> Exercise brief
Pull every line containing "JSON" out of the material below.

> Dataset extract
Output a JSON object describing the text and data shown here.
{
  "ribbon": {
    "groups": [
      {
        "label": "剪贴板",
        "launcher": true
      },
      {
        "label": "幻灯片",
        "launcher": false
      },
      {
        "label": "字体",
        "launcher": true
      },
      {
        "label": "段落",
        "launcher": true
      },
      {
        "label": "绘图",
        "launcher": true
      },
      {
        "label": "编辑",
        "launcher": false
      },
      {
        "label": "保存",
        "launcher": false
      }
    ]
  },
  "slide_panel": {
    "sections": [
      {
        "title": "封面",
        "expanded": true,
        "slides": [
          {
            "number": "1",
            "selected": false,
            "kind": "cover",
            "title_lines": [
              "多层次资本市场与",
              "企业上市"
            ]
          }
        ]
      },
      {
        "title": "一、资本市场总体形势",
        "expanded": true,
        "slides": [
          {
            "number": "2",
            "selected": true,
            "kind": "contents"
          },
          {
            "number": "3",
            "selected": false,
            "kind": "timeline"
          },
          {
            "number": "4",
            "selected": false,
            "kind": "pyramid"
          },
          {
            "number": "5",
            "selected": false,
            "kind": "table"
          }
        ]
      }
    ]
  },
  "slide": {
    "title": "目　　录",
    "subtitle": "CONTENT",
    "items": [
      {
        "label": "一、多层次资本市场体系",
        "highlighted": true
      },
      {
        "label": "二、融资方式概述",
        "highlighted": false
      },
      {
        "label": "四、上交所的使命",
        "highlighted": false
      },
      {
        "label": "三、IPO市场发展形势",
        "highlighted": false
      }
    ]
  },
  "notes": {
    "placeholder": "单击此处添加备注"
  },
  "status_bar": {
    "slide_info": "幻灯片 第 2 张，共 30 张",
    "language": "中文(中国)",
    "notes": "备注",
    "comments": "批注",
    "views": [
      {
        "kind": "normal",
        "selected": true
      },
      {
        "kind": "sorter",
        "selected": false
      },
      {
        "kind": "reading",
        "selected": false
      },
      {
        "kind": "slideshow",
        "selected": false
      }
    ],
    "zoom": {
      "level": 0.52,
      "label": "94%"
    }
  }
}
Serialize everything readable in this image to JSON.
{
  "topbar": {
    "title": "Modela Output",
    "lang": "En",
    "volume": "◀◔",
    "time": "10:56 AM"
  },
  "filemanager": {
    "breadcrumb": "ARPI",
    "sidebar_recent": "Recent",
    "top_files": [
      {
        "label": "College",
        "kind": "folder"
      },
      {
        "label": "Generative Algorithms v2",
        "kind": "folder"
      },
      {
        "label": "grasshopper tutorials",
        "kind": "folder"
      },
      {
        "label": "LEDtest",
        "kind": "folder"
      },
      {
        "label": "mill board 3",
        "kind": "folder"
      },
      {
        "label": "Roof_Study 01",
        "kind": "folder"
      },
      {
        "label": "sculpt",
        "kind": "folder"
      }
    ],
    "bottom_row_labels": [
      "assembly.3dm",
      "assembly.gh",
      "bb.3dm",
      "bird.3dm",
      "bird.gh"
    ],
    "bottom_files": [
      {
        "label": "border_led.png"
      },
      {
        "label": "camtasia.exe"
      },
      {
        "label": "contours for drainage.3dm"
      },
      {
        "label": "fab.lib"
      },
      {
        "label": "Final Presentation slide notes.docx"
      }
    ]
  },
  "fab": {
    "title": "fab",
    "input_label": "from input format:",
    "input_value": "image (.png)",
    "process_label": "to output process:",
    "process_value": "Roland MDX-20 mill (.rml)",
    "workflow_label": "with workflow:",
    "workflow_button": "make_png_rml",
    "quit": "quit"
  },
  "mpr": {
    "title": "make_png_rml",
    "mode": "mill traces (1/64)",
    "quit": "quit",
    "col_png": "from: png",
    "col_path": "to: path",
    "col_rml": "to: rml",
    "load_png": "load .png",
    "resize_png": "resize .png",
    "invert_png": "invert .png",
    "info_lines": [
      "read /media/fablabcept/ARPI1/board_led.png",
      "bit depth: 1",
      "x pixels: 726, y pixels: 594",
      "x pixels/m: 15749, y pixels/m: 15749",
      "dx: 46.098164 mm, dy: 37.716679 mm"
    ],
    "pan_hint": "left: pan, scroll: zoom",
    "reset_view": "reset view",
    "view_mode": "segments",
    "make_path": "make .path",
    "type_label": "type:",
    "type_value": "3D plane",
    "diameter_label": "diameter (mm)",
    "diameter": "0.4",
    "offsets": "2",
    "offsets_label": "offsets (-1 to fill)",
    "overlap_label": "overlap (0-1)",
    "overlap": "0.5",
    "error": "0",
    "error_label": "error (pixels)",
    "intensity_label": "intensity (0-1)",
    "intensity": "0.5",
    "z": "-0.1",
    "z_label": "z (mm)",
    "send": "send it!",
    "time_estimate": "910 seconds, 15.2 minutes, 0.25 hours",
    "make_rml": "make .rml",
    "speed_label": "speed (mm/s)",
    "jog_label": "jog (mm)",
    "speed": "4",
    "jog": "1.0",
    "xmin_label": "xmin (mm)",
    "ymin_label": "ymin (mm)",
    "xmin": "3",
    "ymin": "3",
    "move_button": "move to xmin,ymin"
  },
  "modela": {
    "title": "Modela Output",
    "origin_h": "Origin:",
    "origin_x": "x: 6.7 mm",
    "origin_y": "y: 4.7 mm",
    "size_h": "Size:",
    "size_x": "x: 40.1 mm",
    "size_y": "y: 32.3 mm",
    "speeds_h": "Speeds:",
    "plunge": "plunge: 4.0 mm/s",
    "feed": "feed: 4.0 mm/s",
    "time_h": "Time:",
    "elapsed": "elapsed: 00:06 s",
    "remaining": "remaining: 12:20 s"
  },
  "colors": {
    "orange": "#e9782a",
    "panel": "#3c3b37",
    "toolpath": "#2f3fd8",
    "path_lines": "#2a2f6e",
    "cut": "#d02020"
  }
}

> Exercise answer
Output a JSON object describing the text and data shown here.
Serialize everything readable in this image to JSON.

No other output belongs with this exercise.